═══ INPUT ROWS ═══

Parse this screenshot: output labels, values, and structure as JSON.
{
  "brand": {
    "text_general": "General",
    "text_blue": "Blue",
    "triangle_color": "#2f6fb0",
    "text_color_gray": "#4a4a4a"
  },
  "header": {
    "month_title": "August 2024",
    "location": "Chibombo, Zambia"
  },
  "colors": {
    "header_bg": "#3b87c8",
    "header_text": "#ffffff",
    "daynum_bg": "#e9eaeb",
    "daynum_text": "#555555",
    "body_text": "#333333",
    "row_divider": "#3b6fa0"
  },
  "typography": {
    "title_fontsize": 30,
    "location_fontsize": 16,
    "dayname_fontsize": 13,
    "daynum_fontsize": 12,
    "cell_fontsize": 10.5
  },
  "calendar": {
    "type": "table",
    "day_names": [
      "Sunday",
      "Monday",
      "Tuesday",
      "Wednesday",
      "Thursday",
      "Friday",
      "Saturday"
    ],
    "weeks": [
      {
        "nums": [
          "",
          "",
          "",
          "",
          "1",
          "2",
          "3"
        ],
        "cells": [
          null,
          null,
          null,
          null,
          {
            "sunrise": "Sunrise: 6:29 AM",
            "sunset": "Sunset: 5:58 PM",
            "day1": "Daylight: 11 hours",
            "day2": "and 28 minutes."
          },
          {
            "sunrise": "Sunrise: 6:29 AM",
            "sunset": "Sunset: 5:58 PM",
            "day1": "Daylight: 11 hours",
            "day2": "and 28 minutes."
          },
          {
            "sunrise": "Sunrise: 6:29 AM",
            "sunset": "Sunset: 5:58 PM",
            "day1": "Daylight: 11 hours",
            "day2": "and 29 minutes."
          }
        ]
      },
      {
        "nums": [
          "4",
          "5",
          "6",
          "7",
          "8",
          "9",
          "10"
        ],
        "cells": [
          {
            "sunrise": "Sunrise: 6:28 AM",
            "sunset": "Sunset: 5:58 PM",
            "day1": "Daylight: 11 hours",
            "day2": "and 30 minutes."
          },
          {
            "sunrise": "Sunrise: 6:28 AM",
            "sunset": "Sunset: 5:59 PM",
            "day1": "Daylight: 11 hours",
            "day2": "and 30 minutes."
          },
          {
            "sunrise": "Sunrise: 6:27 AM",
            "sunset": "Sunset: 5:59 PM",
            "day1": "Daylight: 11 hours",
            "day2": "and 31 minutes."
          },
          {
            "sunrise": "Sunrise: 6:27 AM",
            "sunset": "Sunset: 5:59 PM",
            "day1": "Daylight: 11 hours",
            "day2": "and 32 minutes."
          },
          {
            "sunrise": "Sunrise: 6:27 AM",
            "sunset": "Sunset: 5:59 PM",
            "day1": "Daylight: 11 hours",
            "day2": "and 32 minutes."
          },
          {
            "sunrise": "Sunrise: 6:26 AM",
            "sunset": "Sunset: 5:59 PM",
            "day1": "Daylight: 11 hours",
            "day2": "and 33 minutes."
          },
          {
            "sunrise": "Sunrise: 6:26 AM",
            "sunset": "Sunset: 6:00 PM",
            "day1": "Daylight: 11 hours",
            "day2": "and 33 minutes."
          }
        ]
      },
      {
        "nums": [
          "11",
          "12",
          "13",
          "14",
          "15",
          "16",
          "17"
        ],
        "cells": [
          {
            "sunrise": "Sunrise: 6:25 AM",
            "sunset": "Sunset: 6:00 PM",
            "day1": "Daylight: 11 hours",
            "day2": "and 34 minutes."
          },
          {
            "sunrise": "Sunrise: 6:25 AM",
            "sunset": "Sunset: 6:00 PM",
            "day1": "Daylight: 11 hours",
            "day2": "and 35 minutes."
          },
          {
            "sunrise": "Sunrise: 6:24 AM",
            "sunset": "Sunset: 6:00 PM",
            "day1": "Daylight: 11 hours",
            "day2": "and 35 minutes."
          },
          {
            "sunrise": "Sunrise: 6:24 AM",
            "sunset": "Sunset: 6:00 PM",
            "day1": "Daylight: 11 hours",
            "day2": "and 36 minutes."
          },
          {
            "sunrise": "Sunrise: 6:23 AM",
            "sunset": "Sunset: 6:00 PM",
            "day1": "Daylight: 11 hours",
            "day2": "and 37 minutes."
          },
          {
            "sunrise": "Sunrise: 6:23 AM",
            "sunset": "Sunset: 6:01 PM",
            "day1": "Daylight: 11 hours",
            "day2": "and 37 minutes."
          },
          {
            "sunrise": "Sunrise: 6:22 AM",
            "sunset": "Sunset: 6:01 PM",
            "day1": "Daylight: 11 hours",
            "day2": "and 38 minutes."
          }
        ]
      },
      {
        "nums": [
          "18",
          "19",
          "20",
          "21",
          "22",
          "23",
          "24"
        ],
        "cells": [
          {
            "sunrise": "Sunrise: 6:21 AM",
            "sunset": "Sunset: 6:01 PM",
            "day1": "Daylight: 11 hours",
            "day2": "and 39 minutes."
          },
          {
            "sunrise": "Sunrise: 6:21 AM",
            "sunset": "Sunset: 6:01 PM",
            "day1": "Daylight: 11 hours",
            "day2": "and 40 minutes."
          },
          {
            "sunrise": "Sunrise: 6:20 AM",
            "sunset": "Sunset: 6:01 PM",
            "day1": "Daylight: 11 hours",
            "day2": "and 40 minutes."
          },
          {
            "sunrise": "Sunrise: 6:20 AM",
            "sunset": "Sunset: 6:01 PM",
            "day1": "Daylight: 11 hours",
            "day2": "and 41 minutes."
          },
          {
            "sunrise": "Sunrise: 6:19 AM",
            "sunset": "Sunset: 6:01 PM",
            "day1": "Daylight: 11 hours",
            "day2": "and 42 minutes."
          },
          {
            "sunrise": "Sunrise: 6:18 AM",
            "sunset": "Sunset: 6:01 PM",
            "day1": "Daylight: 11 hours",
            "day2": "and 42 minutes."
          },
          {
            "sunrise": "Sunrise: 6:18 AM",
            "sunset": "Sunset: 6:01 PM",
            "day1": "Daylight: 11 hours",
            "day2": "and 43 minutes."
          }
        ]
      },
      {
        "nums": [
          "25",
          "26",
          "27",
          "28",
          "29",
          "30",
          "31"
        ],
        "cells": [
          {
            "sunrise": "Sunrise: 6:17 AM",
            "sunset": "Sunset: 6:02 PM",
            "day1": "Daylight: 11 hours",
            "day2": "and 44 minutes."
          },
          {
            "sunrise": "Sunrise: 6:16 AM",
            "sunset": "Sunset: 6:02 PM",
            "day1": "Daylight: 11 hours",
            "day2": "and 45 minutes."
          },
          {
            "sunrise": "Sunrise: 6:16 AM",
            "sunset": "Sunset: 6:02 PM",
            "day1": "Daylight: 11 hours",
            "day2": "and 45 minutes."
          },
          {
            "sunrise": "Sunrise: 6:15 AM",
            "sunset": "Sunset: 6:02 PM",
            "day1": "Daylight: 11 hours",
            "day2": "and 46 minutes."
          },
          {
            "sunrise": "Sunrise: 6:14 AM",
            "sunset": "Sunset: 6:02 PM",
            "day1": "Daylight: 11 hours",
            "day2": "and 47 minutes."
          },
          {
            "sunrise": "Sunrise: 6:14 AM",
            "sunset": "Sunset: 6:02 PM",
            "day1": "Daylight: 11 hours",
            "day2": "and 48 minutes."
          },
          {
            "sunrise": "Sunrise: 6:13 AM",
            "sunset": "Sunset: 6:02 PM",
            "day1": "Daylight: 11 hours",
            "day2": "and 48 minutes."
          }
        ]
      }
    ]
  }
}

═══

(WHAT IS ASKED)
Quote every line of the data, word for word.

(EXERCISE OUTPUT)
Parse this screenshot: output labels, values, and structure as JSON.
{
  "brand": {
    "text_general": "General",
    "text_blue": "Blue",
    "triangle_color": "#2f6fb0",
    "text_color_gray": "#4a4a4a"
  },
  "header": {
    "month_title": "August 2024",
    "location": "Chibombo, Zambia"
  },
  "colors": {
    "header_bg": "#3b87c8",
    "header_text": "#ffffff",
    "daynum_bg": "#e9eaeb",
    "daynum_text": "#555555",
    "body_text": "#333333",
    "row_divider": "#3b6fa0"
  },
  "typography": {
    "title_fontsize": 30,
    "location_fontsize": 16,
    "dayname_fontsize": 13,
    "daynum_fontsize": 12,
    "cell_fontsize": 10.5
  },
  "calendar": {
    "type": "table",
    "day_names": [
      "Sunday",
      "Monday",
      "Tuesday",
      "Wednesday",
      "Thursday",
      "Friday",
      "Saturday"
    ],
    "weeks": [
      {
        "nums": [
          "",
          "",
          "",
          "",
          "1",
          "2",
          "3"
        ],
        "cells": [
          null,
          null,
          null,
          null,
          {
            "sunrise": "Sunrise: 6:29 AM",
            "sunset": "Sunset: 5:58 PM",
            "day1": "Daylight: 11 hours",
            "day2": "and 28 minutes."
          },
          {
            "sunrise": "Sunrise: 6:29 AM",
            "sunset": "Sunset: 5:58 PM",
            "day1": "Daylight: 11 hours",
            "day2": "and 28 minutes."
          },
          {
            "sunrise": "Sunrise: 6:29 AM",
            "sunset": "Sunset: 5:58 PM",
            "day1": "Daylight: 11 hours",
            "day2": "and 29 minutes."
          }
        ]
      },
      {
        "nums": [
          "4",
          "5",
          "6",
          "7",
          "8",
          "9",
          "10"
        ],
        "cells": [
          {
            "sunrise": "Sunrise: 6:28 AM",
            "sunset": "Sunset: 5:58 PM",
            "day1": "Daylight: 11 hours",
            "day2": "and 30 minutes."
          },
          {
            "sunrise": "Sunrise: 6:28 AM",
            "sunset": "Sunset: 5:59 PM",
            "day1": "Daylight: 11 hours",
            "day2": "and 30 minutes."
          },
          {
            "sunrise": "Sunrise: 6:27 AM",
            "sunset": "Sunset: 5:59 PM",
            "day1": "Daylight: 11 hours",
            "day2": "and 31 minutes."
          },
          {
            "sunrise": "Sunrise: 6:27 AM",
            "sunset": "Sunset: 5:59 PM",
            "day1": "Daylight: 11 hours",
            "day2": "and 32 minutes."
          },
          {
            "sunrise": "Sunrise: 6:27 AM",
            "sunset": "Sunset: 5:59 PM",
            "day1": "Daylight: 11 hours",
            "day2": "and 32 minutes."
          },
          {
            "sunrise": "Sunrise: 6:26 AM",
            "sunset": "Sunset: 5:59 PM",
            "day1": "Daylight: 11 hours",
            "day2": "and 33 minutes."
          },
          {
            "sunrise": "Sunrise: 6:26 AM",
            "sunset": "Sunset: 6:00 PM",
            "day1": "Daylight: 11 hours",
            "day2": "and 33 minutes."
          }
        ]
      },
      {
        "nums": [
          "11",
          "12",
          "13",
          "14",
          "15",
          "16",
          "17"
        ],
        "cells": [
          {
            "sunrise": "Sunrise: 6:25 AM",
            "sunset": "Sunset: 6:00 PM",
            "day1": "Daylight: 11 hours",
            "day2": "and 34 minutes."
          },
          {
            "sunrise": "Sunrise: 6:25 AM",
            "sunset": "Sunset: 6:00 PM",
            "day1": "Daylight: 11 hours",
            "day2": "and 35 minutes."
          },
          {
            "sunrise": "Sunrise: 6:24 AM",
            "sunset": "Sunset: 6:00 PM",
            "day1": "Daylight: 11 hours",
            "day2": "and 35 minutes."
          },
          {
            "sunrise": "Sunrise: 6:24 AM",
            "sunset": "Sunset: 6:00 PM",
            "day1": "Daylight: 11 hours",
            "day2": "and 36 minutes."
          },
          {
            "sunrise": "Sunrise: 6:23 AM",
            "sunset": "Sunset: 6:00 PM",
            "day1": "Daylight: 11 hours",
            "day2": "and 37 minutes."
          },
          {
            "sunrise": "Sunrise: 6:23 AM",
            "sunset": "Sunset: 6:01 PM",
            "day1": "Daylight: 11 hours",
            "day2": "and 37 minutes."
          },
          {
            "sunrise": "Sunrise: 6:22 AM",
            "sunset": "Sunset: 6:01 PM",
            "day1": "Daylight: 11 hours",
            "day2": "and 38 minutes."
          }
        ]
      },
      {
        "nums": [
          "18",
          "19",
          "20",
          "21",
          "22",
          "23",
          "24"
        ],
        "cells": [
          {
            "sunrise": "Sunrise: 6:21 AM",
            "sunset": "Sunset: 6:01 PM",
            "day1": "Daylight: 11 hours",
            "day2": "and 39 minutes."
          },
          {
            "sunrise": "Sunrise: 6:21 AM",
            "sunset": "Sunset: 6:01 PM",
            "day1": "Daylight: 11 hours",
            "day2": "and 40 minutes."
          },
          {
            "sunrise": "Sunrise: 6:20 AM",
            "sunset": "Sunset: 6:01 PM",
            "day1": "Daylight: 11 hours",
            "day2": "and 40 minutes."
          },
          {
            "sunrise": "Sunrise: 6:20 AM",
            "sunset": "Sunset: 6:01 PM",
            "day1": "Daylight: 11 hours",
            "day2": "and 41 minutes."
          },
          {
            "sunrise": "Sunrise: 6:19 AM",
            "sunset": "Sunset: 6:01 PM",
            "day1": "Daylight: 11 hours",
            "day2": "and 42 minutes."
          },
          {
            "sunrise": "Sunrise: 6:18 AM",
            "sunset": "Sunset: 6:01 PM",
            "day1": "Daylight: 11 hours",
            "day2": "and 42 minutes."
          },
          {
            "sunrise": "Sunrise: 6:18 AM",
            "sunset": "Sunset: 6:01 PM",
            "day1": "Daylight: 11 hours",
            "day2": "and 43 minutes."
          }
        ]
      },
      {
        "nums": [
          "25",
          "26",
          "27",
          "28",
          "29",
          "30",
          "31"
        ],
        "cells": [
          {
            "sunrise": "Sunrise: 6:17 AM",
            "sunset": "Sunset: 6:02 PM",
            "day1": "Daylight: 11 hours",
            "day2": "and 44 minutes."
          },
          {
            "sunrise": "Sunrise: 6:16 AM",
            "sunset": "Sunset: 6:02 PM",
            "day1": "Daylight: 11 hours",
            "day2": "and 45 minutes."
          },
          {
            "sunrise": "Sunrise: 6:16 AM",
            "sunset": "Sunset: 6:02 PM",
            "day1": "Daylight: 11 hours",
            "day2": "and 45 minutes."
          },
          {
            "sunrise": "Sunrise: 6:15 AM",
            "sunset": "Sunset: 6:02 PM",
            "day1": "Daylight: 11 hours",
            "day2": "and 46 minutes."
          },
          {
            "sunrise": "Sunrise: 6:14 AM",
            "sunset": "Sunset: 6:02 PM",
            "day1": "Daylight: 11 hours",
            "day2": "and 47 minutes."
          },
          {
            "sunrise": "Sunrise: 6:14 AM",
            "sunset": "Sunset: 6:02 PM",
            "day1": "Daylight: 11 hours",
            "day2": "and 48 minutes."
          },
          {
            "sunrise": "Sunrise: 6:13 AM",
            "sunset": "Sunset: 6:02 PM",
            "day1": "Daylight: 11 hours",
            "day2": "and 48 minutes."
          }
        ]
      }
    ]
  }
}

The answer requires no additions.